Job: Copy the lines below, starting at the line that has "184, 954, 208]" and stopping after the line that has "313, 615, 383]", and replace "attribute-node" with "attr-node" wherever it occurs in them. Leave everything else unchanged, and give back only those lines.

Begin

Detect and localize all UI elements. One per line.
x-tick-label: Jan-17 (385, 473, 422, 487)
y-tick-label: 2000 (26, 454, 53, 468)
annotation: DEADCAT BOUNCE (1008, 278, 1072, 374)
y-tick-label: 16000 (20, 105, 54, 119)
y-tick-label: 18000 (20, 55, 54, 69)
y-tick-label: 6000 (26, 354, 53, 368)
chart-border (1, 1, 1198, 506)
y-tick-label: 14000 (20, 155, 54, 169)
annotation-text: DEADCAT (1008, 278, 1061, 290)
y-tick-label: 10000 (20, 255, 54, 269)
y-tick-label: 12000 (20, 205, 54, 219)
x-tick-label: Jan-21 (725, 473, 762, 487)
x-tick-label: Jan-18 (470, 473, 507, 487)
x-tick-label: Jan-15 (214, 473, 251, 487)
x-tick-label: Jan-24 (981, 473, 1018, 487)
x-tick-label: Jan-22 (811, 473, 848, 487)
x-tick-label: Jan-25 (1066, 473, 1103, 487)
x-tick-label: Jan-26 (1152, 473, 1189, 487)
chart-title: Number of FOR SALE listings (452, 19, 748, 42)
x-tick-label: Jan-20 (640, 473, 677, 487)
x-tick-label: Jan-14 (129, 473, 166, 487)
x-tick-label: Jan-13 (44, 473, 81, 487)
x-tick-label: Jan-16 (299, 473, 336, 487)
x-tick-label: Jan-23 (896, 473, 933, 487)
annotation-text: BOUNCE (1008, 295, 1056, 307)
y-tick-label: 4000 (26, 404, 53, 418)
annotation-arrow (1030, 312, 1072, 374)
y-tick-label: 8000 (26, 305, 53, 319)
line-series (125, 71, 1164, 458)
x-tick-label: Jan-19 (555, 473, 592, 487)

End
Begin

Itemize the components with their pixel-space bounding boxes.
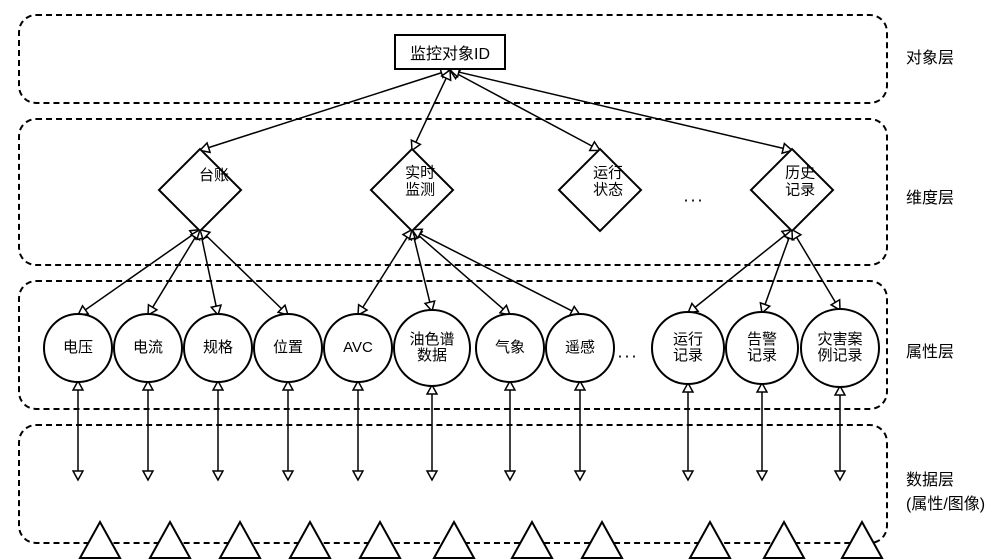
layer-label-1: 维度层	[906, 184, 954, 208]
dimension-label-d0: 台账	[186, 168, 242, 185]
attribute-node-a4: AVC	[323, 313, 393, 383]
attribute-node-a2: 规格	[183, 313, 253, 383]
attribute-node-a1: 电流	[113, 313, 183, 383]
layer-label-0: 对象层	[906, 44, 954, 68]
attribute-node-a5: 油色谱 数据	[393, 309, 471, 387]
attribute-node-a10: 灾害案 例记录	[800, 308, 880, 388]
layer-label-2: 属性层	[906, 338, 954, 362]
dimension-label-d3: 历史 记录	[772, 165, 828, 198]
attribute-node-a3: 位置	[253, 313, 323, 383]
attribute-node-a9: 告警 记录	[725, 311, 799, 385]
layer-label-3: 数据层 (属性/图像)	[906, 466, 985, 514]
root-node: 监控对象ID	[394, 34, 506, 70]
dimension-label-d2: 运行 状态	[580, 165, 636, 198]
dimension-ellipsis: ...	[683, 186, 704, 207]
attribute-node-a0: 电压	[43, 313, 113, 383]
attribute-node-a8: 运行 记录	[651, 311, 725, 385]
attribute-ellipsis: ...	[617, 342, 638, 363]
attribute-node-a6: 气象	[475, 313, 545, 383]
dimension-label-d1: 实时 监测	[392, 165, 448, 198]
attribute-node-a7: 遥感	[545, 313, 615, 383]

End

Result:
layer-label-1: 维度层	[906, 184, 954, 208]
dimension-label-d0: 台账	[186, 168, 242, 185]
attr-node-a4: AVC	[323, 313, 393, 383]
attr-node-a2: 规格	[183, 313, 253, 383]
attr-node-a1: 电流	[113, 313, 183, 383]
layer-label-0: 对象层	[906, 44, 954, 68]
attr-node-a5: 油色谱 数据	[393, 309, 471, 387]
attr-node-a10: 灾害案 例记录	[800, 308, 880, 388]
layer-label-2: 属性层	[906, 338, 954, 362]
dimension-label-d3: 历史 记录	[772, 165, 828, 198]
attr-node-a3: 位置	[253, 313, 323, 383]
attr-node-a9: 告警 记录	[725, 311, 799, 385]
layer-label-3: 数据层 (属性/图像)	[906, 466, 985, 514]
root-node: 监控对象ID	[394, 34, 506, 70]
dimension-label-d2: 运行 状态	[580, 165, 636, 198]
dimension-ellipsis: ...	[683, 186, 704, 207]
attr-node-a0: 电压	[43, 313, 113, 383]
attr-node-a8: 运行 记录	[651, 311, 725, 385]
attribute-ellipsis: ...	[617, 342, 638, 363]
attr-node-a6: 气象	[475, 313, 545, 383]
dimension-label-d1: 实时 监测	[392, 165, 448, 198]
attr-node-a7: 遥感	[545, 313, 615, 383]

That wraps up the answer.